**RECORD SET:**
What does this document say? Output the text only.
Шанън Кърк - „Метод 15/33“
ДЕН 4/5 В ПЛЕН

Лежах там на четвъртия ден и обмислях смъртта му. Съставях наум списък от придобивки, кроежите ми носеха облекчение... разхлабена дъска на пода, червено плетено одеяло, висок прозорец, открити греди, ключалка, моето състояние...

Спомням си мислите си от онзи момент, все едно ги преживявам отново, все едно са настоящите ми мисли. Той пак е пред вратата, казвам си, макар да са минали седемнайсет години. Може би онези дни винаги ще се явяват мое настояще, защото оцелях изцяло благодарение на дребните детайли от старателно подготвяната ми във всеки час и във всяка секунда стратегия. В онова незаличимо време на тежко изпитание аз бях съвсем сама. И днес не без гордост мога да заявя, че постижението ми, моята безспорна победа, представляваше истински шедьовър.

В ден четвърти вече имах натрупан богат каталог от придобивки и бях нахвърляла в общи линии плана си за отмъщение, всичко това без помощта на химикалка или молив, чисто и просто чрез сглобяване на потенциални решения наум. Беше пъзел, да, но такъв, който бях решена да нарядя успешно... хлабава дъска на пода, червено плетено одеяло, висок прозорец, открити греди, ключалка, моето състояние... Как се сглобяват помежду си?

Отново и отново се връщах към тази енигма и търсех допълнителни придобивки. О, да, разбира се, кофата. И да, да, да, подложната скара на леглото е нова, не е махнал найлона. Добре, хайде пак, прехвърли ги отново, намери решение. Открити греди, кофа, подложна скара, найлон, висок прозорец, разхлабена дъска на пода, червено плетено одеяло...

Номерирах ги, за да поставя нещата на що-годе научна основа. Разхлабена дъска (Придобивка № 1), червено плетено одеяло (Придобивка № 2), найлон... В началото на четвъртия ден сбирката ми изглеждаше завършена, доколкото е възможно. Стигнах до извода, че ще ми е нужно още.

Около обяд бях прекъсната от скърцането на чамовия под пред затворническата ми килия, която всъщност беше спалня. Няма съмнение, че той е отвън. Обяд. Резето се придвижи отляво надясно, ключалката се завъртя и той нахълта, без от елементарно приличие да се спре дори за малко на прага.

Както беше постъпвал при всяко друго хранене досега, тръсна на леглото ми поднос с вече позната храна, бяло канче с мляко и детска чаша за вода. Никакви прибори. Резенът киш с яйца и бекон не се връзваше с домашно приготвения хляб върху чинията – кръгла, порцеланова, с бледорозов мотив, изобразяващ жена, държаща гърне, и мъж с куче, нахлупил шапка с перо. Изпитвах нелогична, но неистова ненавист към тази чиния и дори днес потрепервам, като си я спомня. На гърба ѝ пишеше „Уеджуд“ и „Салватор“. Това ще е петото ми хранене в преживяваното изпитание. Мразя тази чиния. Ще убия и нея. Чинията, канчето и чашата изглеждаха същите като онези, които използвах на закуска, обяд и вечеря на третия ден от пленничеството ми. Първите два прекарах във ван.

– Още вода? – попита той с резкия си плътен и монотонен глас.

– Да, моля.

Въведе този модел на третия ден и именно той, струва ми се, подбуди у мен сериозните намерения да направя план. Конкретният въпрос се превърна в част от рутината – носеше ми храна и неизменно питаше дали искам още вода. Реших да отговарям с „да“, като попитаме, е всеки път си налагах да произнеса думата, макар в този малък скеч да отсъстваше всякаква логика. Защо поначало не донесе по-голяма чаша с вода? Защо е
...
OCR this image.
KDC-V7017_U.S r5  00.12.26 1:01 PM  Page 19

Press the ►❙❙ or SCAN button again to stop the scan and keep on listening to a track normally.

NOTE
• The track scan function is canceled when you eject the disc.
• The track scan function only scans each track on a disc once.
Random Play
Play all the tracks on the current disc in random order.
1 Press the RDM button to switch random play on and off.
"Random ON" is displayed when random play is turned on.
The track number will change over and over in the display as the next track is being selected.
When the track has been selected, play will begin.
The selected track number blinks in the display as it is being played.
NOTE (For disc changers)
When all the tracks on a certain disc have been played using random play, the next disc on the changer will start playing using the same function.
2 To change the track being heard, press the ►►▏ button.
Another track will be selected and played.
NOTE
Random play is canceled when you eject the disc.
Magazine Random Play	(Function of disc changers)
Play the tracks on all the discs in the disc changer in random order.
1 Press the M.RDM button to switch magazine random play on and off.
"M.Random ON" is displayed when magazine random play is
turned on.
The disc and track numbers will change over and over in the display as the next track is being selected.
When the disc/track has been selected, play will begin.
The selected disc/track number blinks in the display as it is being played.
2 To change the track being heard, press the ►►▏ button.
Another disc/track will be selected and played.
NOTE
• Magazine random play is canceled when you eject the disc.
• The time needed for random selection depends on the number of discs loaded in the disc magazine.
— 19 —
...
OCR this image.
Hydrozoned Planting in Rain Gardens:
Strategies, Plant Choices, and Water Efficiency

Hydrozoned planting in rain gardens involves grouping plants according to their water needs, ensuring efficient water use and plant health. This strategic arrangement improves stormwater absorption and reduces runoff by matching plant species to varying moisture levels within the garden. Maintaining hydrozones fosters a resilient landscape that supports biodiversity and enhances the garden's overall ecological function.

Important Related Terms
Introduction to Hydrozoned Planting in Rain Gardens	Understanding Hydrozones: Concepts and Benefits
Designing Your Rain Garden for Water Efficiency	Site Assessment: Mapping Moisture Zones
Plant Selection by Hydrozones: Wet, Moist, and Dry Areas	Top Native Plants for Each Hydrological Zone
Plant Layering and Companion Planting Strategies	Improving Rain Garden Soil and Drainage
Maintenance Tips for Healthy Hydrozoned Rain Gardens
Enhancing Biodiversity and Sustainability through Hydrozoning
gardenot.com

**THE PROBLEM:** Filter the records above for lines containing the word "scan", and copy those lines.

**EXERCISE RESULT:**
Press the ►❙❙ or SCAN button again to stop the scan and keep on listening to a track normally.
• The track scan function is canceled when you eject the disc.
• The track scan function only scans each track on a disc once.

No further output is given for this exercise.